■ **GIVEN REQUEST**:
Reproduce the records below exactly as they appear.
--- DATASET RECORDS ---
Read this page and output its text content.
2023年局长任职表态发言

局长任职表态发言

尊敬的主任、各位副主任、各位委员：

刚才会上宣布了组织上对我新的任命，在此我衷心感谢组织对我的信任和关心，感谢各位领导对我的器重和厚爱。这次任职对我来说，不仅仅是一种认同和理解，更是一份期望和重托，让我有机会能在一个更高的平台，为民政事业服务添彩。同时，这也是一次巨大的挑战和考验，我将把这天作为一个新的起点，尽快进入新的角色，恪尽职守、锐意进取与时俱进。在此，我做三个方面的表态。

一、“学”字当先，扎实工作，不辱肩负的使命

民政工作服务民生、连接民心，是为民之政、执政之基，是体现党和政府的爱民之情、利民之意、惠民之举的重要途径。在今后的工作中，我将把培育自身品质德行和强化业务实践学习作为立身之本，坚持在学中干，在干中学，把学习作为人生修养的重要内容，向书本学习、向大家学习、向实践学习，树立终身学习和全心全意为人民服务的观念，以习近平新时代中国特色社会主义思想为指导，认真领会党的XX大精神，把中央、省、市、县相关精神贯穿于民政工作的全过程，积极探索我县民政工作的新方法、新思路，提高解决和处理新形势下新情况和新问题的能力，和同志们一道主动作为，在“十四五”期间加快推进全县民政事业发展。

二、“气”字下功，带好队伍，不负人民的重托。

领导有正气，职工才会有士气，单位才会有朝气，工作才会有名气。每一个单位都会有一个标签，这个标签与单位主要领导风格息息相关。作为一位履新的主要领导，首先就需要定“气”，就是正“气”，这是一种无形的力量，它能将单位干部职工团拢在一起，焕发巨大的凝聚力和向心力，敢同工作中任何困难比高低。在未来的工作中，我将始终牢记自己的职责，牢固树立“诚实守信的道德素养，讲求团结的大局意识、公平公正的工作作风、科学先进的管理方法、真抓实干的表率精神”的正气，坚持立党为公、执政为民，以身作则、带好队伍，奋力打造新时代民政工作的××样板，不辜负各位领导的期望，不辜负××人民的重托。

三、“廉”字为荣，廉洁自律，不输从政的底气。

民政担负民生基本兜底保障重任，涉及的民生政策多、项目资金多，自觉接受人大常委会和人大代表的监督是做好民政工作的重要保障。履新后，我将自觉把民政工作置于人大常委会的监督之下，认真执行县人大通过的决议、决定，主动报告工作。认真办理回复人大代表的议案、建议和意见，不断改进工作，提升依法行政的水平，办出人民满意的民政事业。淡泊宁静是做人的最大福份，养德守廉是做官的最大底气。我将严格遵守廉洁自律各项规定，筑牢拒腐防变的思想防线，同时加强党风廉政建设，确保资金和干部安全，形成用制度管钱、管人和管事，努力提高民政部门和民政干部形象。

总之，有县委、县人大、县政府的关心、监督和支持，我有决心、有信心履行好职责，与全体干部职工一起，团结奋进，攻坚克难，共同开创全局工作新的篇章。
---
■ **EXERCISE SOLUTION**:
Read this page and output its text content.
2023年局长任职表态发言

局长任职表态发言

尊敬的主任、各位副主任、各位委员：

刚才会上宣布了组织上对我新的任命，在此我衷心感谢组织对我的信任和关心，感谢各位领导对我的器重和厚爱。这次任职对我来说，不仅仅是一种认同和理解，更是一份期望和重托，让我有机会能在一个更高的平台，为民政事业服务添彩。同时，这也是一次巨大的挑战和考验，我将把这天作为一个新的起点，尽快进入新的角色，恪尽职守、锐意进取与时俱进。在此，我做三个方面的表态。

一、“学”字当先，扎实工作，不辱肩负的使命

民政工作服务民生、连接民心，是为民之政、执政之基，是体现党和政府的爱民之情、利民之意、惠民之举的重要途径。在今后的工作中，我将把培育自身品质德行和强化业务实践学习作为立身之本，坚持在学中干，在干中学，把学习作为人生修养的重要内容，向书本学习、向大家学习、向实践学习，树立终身学习和全心全意为人民服务的观念，以习近平新时代中国特色社会主义思想为指导，认真领会党的XX大精神，把中央、省、市、县相关精神贯穿于民政工作的全过程，积极探索我县民政工作的新方法、新思路，提高解决和处理新形势下新情况和新问题的能力，和同志们一道主动作为，在“十四五”期间加快推进全县民政事业发展。

二、“气”字下功，带好队伍，不负人民的重托。

领导有正气，职工才会有士气，单位才会有朝气，工作才会有名气。每一个单位都会有一个标签，这个标签与单位主要领导风格息息相关。作为一位履新的主要领导，首先就需要定“气”，就是正“气”，这是一种无形的力量，它能将单位干部职工团拢在一起，焕发巨大的凝聚力和向心力，敢同工作中任何困难比高低。在未来的工作中，我将始终牢记自己的职责，牢固树立“诚实守信的道德素养，讲求团结的大局意识、公平公正的工作作风、科学先进的管理方法、真抓实干的表率精神”的正气，坚持立党为公、执政为民，以身作则、带好队伍，奋力打造新时代民政工作的××样板，不辜负各位领导的期望，不辜负××人民的重托。

三、“廉”字为荣，廉洁自律，不输从政的底气。

民政担负民生基本兜底保障重任，涉及的民生政策多、项目资金多，自觉接受人大常委会和人大代表的监督是做好民政工作的重要保障。履新后，我将自觉把民政工作置于人大常委会的监督之下，认真执行县人大通过的决议、决定，主动报告工作。认真办理回复人大代表的议案、建议和意见，不断改进工作，提升依法行政的水平，办出人民满意的民政事业。淡泊宁静是做人的最大福份，养德守廉是做官的最大底气。我将严格遵守廉洁自律各项规定，筑牢拒腐防变的思想防线，同时加强党风廉政建设，确保资金和干部安全，形成用制度管钱、管人和管事，努力提高民政部门和民政干部形象。

总之，有县委、县人大、县政府的关心、监督和支持，我有决心、有信心履行好职责，与全体干部职工一起，团结奋进，攻坚克难，共同开创全局工作新的篇章。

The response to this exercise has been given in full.